Dataset items
***

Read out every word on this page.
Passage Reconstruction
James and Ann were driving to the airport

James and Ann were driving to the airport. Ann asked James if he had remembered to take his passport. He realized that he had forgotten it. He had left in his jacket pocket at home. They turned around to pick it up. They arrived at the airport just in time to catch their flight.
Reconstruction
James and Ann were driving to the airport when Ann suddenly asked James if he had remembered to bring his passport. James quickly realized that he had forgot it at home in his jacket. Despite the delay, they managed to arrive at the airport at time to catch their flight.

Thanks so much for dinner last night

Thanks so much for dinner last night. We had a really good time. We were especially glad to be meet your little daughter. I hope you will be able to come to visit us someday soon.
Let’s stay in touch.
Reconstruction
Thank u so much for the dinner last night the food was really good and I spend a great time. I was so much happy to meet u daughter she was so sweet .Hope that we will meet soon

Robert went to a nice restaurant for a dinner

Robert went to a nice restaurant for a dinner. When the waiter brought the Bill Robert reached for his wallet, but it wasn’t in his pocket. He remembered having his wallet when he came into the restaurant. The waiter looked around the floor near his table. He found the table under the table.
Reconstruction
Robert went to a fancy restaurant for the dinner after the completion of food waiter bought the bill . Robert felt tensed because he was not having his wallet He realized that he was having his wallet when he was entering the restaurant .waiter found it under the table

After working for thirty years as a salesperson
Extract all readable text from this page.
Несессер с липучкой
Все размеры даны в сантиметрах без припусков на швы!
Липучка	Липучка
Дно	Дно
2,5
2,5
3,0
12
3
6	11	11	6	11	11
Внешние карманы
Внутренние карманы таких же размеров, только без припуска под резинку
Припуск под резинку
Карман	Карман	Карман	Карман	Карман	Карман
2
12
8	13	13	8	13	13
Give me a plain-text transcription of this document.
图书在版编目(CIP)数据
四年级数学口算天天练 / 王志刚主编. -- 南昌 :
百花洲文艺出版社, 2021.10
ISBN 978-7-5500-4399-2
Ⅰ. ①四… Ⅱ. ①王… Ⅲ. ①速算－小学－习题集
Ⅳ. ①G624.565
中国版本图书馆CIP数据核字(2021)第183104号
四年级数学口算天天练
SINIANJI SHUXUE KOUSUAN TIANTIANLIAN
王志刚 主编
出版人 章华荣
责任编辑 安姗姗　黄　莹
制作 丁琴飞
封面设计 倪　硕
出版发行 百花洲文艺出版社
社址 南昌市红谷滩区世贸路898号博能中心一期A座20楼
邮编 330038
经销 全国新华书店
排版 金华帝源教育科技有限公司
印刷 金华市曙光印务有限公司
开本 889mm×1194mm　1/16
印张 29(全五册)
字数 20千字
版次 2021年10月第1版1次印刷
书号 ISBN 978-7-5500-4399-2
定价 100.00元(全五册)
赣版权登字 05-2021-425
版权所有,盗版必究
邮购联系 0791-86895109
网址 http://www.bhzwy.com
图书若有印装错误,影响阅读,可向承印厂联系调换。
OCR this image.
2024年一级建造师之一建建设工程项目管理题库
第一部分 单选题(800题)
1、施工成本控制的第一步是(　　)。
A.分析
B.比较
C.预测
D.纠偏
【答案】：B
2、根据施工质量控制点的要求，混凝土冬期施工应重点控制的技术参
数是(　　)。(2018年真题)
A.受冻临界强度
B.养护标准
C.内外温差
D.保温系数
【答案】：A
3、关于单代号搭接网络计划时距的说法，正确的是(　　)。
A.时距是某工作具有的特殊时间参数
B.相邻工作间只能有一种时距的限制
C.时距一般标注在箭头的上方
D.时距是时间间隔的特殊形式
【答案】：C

***

• EXERCISE GOAL: Write out every line exactly as it stands.

• CORRECT RESPONSE:
Read out every word on this page.
Passage Reconstruction
James and Ann were driving to the airport

James and Ann were driving to the airport. Ann asked James if he had remembered to take his passport. He realized that he had forgotten it. He had left in his jacket pocket at home. They turned around to pick it up. They arrived at the airport just in time to catch their flight.
Reconstruction
James and Ann were driving to the airport when Ann suddenly asked James if he had remembered to bring his passport. James quickly realized that he had forgot it at home in his jacket. Despite the delay, they managed to arrive at the airport at time to catch their flight.

Thanks so much for dinner last night

Thanks so much for dinner last night. We had a really good time. We were especially glad to be meet your little daughter. I hope you will be able to come to visit us someday soon.
Let’s stay in touch.
Reconstruction
Thank u so much for the dinner last night the food was really good and I spend a great time. I was so much happy to meet u daughter she was so sweet .Hope that we will meet soon

Robert went to a nice restaurant for a dinner

Robert went to a nice restaurant for a dinner. When the waiter brought the Bill Robert reached for his wallet, but it wasn’t in his pocket. He remembered having his wallet when he came into the restaurant. The waiter looked around the floor near his table. He found the table under the table.
Reconstruction
Robert went to a fancy restaurant for the dinner after the completion of food waiter bought the bill . Robert felt tensed because he was not having his wallet He realized that he was having his wallet when he was entering the restaurant .waiter found it under the table

After working for thirty years as a salesperson
Extract all readable text from this page.
Несессер с липучкой
Все размеры даны в сантиметрах без припусков на швы!
Липучка	Липучка
Дно	Дно
2,5
2,5
3,0
12
3
6	11	11	6	11	11
Внешние карманы
Внутренние карманы таких же размеров, только без припуска под резинку
Припуск под резинку
Карман	Карман	Карман	Карман	Карман	Карман
2
12
8	13	13	8	13	13
Give me a plain-text transcription of this document.
图书在版编目(CIP)数据
四年级数学口算天天练 / 王志刚主编. -- 南昌 :
百花洲文艺出版社, 2021.10
ISBN 978-7-5500-4399-2
Ⅰ. ①四… Ⅱ. ①王… Ⅲ. ①速算－小学－习题集
Ⅳ. ①G624.565
中国版本图书馆CIP数据核字(2021)第183104号
四年级数学口算天天练
SINIANJI SHUXUE KOUSUAN TIANTIANLIAN
王志刚 主编
出版人 章华荣
责任编辑 安姗姗　黄　莹
制作 丁琴飞
封面设计 倪　硕
出版发行 百花洲文艺出版社
社址 南昌市红谷滩区世贸路898号博能中心一期A座20楼
邮编 330038
经销 全国新华书店
排版 金华帝源教育科技有限公司
印刷 金华市曙光印务有限公司
开本 889mm×1194mm　1/16
印张 29(全五册)
字数 20千字
版次 2021年10月第1版1次印刷
书号 ISBN 978-7-5500-4399-2
定价 100.00元(全五册)
赣版权登字 05-2021-425
版权所有,盗版必究
邮购联系 0791-86895109
网址 http://www.bhzwy.com
图书若有印装错误,影响阅读,可向承印厂联系调换。
OCR this image.
2024年一级建造师之一建建设工程项目管理题库
第一部分 单选题(800题)
1、施工成本控制的第一步是(　　)。
A.分析
B.比较
C.预测
D.纠偏
【答案】：B
2、根据施工质量控制点的要求，混凝土冬期施工应重点控制的技术参
数是(　　)。(2018年真题)
A.受冻临界强度
B.养护标准
C.内外温差
D.保温系数
【答案】：A
3、关于单代号搭接网络计划时距的说法，正确的是(　　)。
A.时距是某工作具有的特殊时间参数
B.相邻工作间只能有一种时距的限制
C.时距一般标注在箭头的上方
D.时距是时间间隔的特殊形式
【答案】：C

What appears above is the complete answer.